Transcribe the data that follows precisely, omitting nothing.
○ ○ ○ ○
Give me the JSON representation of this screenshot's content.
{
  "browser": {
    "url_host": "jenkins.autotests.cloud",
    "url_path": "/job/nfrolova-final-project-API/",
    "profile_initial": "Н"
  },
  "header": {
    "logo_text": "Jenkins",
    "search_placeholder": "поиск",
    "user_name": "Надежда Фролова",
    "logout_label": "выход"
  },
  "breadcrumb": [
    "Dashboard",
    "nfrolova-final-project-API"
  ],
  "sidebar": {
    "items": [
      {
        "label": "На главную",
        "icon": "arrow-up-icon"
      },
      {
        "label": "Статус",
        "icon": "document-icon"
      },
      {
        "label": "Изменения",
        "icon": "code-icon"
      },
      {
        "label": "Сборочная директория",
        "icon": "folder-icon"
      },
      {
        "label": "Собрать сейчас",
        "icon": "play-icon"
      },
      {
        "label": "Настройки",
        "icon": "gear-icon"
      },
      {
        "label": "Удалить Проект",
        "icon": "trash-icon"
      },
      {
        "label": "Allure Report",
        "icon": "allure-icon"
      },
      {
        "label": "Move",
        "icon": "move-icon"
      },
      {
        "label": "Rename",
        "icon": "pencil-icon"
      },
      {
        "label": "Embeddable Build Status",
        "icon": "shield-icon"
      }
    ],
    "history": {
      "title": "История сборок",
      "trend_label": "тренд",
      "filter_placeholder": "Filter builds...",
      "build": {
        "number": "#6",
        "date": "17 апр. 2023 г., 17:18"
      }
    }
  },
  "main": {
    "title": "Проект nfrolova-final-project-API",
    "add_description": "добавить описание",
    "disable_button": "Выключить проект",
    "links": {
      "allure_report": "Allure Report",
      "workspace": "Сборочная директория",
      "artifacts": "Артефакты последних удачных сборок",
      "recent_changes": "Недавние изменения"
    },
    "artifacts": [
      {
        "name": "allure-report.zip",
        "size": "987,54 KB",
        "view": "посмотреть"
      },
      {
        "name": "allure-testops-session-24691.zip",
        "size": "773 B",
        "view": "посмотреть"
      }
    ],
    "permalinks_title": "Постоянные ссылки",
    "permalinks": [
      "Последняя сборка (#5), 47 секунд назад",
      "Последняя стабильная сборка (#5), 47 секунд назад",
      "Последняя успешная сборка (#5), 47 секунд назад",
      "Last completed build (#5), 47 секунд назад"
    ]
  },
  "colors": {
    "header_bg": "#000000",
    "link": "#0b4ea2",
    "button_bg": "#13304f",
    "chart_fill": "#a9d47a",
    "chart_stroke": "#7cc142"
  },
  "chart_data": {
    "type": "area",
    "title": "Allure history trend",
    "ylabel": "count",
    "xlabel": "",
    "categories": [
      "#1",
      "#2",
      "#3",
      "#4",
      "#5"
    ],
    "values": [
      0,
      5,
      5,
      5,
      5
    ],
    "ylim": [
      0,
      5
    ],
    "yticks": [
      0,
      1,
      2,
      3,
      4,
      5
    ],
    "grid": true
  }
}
○ ○ ○ ○
**CORRECT RESPONSE:**
Give me the JSON representation of this screenshot's content.
{
  "browser": {
    "url_host": "jenkins.autotests.cloud",
    "url_path": "/job/nfrolova-final-project-API/",
    "profile_initial": "Н"
  },
  "header": {
    "logo_text": "Jenkins",
    "search_placeholder": "поиск",
    "user_name": "Надежда Фролова",
    "logout_label": "выход"
  },
  "breadcrumb": [
    "Dashboard",
    "nfrolova-final-project-API"
  ],
  "sidebar": {
    "items": [
      {
        "label": "На главную",
        "icon": "arrow-up-icon"
      },
      {
        "label": "Статус",
        "icon": "document-icon"
      },
      {
        "label": "Изменения",
        "icon": "code-icon"
      },
      {
        "label": "Сборочная директория",
        "icon": "folder-icon"
      },
      {
        "label": "Собрать сейчас",
        "icon": "play-icon"
      },
      {
        "label": "Настройки",
        "icon": "gear-icon"
      },
      {
        "label": "Удалить Проект",
        "icon": "trash-icon"
      },
      {
        "label": "Allure Report",
        "icon": "allure-icon"
      },
      {
        "label": "Move",
        "icon": "move-icon"
      },
      {
        "label": "Rename",
        "icon": "pencil-icon"
      },
      {
        "label": "Embeddable Build Status",
        "icon": "shield-icon"
      }
    ],
    "history": {
      "title": "История сборок",
      "trend_label": "тренд",
      "filter_placeholder": "Filter builds...",
      "build": {
        "number": "#6",
        "date": "17 апр. 2023 г., 17:18"
      }
    }
  },
  "main": {
    "title": "Проект nfrolova-final-project-API",
    "add_description": "добавить описание",
    "disable_button": "Выключить проект",
    "links": {
      "allure_report": "Allure Report",
      "workspace": "Сборочная директория",
      "artifacts": "Артефакты последних удачных сборок",
      "recent_changes": "Недавние изменения"
    },
    "artifacts": [
      {
        "name": "allure-report.zip",
        "size": "987,54 KB",
        "view": "посмотреть"
      },
      {
        "name": "allure-testops-session-24691.zip",
        "size": "773 B",
        "view": "посмотреть"
      }
    ],
    "permalinks_title": "Постоянные ссылки",
    "permalinks": [
      "Последняя сборка (#5), 47 секунд назад",
      "Последняя стабильная сборка (#5), 47 секунд назад",
      "Последняя успешная сборка (#5), 47 секунд назад",
      "Last completed build (#5), 47 секунд назад"
    ]
  },
  "colors": {
    "header_bg": "#000000",
    "link": "#0b4ea2",
    "button_bg": "#13304f",
    "chart_fill": "#a9d47a",
    "chart_stroke": "#7cc142"
  },
  "chart_data": {
    "type": "area",
    "title": "Allure history trend",
    "ylabel": "count",
    "xlabel": "",
    "categories": [
      "#1",
      "#2",
      "#3",
      "#4",
      "#5"
    ],
    "values": [
      0,
      5,
      5,
      5,
      5
    ],
    "ylim": [
      0,
      5
    ],
    "yticks": [
      0,
      1,
      2,
      3,
      4,
      5
    ],
    "grid": true
  }
}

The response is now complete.